**Excerpted passage**
# # #

Alternatively, what seems to be a historical inaccuracy in Seder Olam has been explained in a different way. According to Rashi, the 34-year Persian period is the time span between the building of the Second Temple under Darius in 352 BC (according to Jewish calculations) and Alexander the Great's rise to power in 318 BCE. This time-frame, therefore, does not signify the end of the dynasties in Persia, but rather of their rule and hegemony over Israel before Alexander the Great rose to power. The difficulty besetting this explanation, however, lies in the fact that from Darius I who laid the foundation of the Second Temple to Alexander the Great, who brought an end to Persian hegemony over Israel, there are collected no less than 190 years. This would suggest that the author of Seder Olam confounded Darius I with Darius III Codomannus, the latter Darius being a contemporary with Alexander the Great.

# # #

**Work to complete**
(A) According to Rashi in the Seder Olam passage, what time span does the 34-year Persian period cover?
(B) For each statement, say whether it agrees with the Seder Olam passage, and quote the words that decide it: (i) From Darius I to Alexander the Great there were at least 190 years. (ii) The 34-year period marks the end of the dynasties in Persia. (iii) Darius III Codomannus lived at the same time as Alexander the Great.
Rely only on the Seder Olam passage, not on the data.

**Provided material**
# # #

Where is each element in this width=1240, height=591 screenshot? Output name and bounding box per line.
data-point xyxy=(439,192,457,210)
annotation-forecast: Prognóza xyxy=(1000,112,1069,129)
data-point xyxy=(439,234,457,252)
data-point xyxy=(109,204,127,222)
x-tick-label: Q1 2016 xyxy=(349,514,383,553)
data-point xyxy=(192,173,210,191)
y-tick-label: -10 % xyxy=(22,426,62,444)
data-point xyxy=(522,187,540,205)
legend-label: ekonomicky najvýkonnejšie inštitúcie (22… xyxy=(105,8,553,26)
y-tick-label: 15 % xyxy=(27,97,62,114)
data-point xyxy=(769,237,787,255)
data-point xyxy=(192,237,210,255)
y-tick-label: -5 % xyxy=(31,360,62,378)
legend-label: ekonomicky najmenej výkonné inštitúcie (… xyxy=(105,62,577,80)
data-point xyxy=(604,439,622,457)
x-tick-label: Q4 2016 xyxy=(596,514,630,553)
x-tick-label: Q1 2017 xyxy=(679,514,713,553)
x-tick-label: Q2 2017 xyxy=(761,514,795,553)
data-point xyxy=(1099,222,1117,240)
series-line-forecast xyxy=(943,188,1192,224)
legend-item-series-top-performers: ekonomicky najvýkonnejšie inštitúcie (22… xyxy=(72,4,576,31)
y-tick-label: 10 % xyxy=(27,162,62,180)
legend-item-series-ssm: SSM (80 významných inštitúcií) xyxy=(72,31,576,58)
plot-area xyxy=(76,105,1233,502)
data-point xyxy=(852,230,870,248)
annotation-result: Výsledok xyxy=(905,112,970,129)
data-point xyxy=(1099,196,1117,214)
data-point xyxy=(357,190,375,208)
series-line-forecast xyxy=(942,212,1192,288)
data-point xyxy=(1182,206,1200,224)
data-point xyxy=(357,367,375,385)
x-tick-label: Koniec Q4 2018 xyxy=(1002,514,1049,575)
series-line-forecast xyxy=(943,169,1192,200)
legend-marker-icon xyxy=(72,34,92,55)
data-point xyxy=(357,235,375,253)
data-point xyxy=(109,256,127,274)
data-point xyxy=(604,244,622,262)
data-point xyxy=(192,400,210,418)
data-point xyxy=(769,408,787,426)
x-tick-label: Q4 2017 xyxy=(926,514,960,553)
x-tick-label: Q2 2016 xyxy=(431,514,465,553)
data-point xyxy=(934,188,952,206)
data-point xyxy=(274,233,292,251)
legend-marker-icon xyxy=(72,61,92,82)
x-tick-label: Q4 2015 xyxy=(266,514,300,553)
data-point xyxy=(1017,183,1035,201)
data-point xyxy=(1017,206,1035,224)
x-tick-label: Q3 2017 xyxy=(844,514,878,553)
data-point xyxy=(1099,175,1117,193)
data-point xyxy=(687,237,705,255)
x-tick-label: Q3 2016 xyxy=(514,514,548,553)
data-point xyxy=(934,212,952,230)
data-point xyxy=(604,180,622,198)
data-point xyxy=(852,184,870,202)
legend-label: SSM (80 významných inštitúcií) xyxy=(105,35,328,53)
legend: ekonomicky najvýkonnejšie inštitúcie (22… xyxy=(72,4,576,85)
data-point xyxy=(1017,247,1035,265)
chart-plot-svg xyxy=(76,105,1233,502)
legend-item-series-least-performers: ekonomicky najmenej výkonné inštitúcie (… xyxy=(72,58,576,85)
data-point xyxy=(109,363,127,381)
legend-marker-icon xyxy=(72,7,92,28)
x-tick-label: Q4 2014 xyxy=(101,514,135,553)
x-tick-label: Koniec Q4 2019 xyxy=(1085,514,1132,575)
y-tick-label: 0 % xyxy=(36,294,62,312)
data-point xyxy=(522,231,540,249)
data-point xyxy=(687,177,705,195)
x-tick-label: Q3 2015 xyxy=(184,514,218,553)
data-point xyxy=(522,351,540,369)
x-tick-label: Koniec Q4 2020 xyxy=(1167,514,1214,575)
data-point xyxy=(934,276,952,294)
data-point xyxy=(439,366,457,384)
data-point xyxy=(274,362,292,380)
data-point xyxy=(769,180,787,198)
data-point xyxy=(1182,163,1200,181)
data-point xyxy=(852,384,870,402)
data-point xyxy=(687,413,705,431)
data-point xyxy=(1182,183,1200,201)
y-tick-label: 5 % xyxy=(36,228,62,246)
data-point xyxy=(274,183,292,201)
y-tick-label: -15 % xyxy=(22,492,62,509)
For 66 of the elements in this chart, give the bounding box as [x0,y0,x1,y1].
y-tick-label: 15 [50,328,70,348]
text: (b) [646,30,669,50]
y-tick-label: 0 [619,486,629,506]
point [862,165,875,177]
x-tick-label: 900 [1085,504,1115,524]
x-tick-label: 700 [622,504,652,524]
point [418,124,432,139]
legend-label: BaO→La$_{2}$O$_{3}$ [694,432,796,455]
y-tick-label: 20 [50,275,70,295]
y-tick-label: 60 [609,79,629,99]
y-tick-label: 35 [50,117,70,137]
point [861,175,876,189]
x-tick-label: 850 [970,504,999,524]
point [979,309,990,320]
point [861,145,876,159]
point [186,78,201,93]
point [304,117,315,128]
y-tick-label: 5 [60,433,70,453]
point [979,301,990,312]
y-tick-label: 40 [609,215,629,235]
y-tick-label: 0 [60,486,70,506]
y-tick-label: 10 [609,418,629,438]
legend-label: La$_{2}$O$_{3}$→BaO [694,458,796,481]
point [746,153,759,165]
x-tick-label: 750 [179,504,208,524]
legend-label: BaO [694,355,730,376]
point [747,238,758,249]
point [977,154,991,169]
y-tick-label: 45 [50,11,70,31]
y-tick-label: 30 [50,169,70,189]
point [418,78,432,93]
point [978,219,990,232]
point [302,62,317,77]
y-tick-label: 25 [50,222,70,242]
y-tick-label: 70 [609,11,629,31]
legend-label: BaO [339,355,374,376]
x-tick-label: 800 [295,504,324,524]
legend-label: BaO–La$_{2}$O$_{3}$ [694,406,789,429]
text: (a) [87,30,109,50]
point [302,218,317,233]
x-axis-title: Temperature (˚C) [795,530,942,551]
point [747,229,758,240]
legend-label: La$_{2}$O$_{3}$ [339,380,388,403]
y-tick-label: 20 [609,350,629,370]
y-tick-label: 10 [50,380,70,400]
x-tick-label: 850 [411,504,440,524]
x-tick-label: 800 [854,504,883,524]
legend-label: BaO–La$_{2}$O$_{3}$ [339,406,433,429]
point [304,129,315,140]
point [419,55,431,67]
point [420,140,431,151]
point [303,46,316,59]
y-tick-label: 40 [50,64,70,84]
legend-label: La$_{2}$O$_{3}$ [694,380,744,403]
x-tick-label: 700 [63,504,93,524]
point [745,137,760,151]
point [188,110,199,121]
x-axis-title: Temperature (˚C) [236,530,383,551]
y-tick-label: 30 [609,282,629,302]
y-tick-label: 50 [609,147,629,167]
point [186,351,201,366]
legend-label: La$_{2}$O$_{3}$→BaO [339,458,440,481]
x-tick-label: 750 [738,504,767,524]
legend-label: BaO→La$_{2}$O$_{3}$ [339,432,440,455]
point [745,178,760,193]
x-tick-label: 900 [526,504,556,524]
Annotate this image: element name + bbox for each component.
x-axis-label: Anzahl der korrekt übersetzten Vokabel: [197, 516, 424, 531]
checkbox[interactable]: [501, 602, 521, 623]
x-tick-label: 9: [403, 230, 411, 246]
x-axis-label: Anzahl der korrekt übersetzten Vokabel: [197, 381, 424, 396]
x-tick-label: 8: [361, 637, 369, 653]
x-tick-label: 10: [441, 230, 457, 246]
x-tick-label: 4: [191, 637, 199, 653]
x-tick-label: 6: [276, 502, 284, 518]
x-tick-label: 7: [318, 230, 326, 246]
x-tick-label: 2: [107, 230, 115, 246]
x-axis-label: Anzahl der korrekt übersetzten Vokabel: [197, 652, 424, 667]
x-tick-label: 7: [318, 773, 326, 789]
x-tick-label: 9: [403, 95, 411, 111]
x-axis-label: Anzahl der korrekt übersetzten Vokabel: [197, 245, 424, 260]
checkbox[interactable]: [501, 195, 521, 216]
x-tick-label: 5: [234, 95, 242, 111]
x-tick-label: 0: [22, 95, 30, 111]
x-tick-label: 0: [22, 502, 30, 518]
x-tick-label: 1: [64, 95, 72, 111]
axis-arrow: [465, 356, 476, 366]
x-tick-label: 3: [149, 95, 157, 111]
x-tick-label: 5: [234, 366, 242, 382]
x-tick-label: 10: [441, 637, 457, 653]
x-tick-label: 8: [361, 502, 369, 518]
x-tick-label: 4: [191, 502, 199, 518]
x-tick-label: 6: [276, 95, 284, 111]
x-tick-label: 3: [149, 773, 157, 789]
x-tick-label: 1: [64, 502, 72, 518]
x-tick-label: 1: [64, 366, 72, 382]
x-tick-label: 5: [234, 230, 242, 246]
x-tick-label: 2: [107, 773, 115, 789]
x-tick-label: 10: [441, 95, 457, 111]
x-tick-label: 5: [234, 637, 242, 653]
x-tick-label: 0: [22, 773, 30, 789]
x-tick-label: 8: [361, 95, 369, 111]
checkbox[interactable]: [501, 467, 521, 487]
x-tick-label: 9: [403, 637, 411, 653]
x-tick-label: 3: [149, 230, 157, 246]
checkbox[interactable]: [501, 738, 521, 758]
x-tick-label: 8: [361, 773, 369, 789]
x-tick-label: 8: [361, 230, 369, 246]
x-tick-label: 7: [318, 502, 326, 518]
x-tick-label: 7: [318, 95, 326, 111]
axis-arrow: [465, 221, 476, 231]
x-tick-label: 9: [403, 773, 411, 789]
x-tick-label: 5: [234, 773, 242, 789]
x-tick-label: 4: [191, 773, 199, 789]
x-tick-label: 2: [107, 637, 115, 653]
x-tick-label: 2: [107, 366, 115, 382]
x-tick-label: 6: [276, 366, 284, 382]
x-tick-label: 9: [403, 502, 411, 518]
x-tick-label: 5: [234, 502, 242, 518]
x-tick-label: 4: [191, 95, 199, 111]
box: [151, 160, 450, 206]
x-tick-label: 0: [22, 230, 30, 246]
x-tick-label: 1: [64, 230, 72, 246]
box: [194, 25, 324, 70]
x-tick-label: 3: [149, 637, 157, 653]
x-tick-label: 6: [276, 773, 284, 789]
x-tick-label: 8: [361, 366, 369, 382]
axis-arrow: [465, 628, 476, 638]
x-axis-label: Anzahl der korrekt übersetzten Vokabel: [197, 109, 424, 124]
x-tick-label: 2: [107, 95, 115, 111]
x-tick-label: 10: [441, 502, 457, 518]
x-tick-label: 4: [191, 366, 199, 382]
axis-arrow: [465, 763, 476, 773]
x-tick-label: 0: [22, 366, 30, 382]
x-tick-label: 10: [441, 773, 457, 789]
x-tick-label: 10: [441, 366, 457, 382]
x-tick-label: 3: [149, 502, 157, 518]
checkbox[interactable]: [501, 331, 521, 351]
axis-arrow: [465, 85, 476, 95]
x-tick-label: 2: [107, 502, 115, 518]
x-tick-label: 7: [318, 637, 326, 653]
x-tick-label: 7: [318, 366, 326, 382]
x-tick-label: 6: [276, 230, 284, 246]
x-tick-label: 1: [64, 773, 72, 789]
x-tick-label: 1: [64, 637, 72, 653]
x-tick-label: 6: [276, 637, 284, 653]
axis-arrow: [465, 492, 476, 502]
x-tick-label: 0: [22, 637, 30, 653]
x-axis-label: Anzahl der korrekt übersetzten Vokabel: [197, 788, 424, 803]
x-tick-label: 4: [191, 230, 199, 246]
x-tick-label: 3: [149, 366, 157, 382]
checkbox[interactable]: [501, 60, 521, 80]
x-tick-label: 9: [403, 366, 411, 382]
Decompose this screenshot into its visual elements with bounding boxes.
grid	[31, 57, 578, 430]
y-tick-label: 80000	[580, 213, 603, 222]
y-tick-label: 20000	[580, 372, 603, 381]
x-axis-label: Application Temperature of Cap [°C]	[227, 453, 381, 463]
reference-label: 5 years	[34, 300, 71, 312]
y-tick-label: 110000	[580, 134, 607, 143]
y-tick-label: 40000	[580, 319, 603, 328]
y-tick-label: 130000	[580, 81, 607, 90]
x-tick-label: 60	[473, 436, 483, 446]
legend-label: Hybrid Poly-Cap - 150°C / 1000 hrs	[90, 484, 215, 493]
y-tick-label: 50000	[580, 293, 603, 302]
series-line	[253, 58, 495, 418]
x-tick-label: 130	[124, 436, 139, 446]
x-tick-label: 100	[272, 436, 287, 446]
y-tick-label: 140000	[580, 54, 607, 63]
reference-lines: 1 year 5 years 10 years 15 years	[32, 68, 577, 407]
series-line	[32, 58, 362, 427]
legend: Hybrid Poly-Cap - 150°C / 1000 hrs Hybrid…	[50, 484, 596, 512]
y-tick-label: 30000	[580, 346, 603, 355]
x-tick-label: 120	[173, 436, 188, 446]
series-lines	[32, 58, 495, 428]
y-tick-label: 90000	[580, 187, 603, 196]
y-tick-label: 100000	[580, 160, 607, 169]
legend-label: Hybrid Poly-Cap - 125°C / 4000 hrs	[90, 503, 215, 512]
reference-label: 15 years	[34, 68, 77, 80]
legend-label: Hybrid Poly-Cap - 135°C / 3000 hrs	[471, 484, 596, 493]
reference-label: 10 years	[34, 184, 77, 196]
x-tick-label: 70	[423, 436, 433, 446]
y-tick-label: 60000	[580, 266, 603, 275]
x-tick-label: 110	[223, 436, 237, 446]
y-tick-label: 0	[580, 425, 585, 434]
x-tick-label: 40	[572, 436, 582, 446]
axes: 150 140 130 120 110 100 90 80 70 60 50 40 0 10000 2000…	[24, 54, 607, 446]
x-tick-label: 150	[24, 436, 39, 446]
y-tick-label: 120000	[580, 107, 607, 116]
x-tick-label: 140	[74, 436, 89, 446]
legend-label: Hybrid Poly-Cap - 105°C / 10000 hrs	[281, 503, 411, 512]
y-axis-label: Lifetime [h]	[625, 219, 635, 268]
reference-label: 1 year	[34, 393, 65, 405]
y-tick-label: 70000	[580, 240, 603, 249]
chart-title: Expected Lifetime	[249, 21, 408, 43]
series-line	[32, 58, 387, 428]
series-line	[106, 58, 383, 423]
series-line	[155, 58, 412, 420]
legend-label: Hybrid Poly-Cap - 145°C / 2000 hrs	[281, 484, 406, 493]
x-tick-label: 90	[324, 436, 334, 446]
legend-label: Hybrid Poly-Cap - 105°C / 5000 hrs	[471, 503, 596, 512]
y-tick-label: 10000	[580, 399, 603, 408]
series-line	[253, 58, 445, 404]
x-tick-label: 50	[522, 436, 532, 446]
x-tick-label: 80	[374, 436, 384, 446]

# # #

**Task solutions**
(A) It covers the span from the building of the Second Temple under Darius in 352 BC (by Jewish calculations) to Alexander the Great's rise to power in 318 BCE.

(B)
(i) Yes: "there are collected no less than 190 years"
(ii) No: "This time-frame, therefore, does not signify the end of the dynasties in Persia"
(iii) Yes: "the latter Darius being a contemporary with Alexander the Great"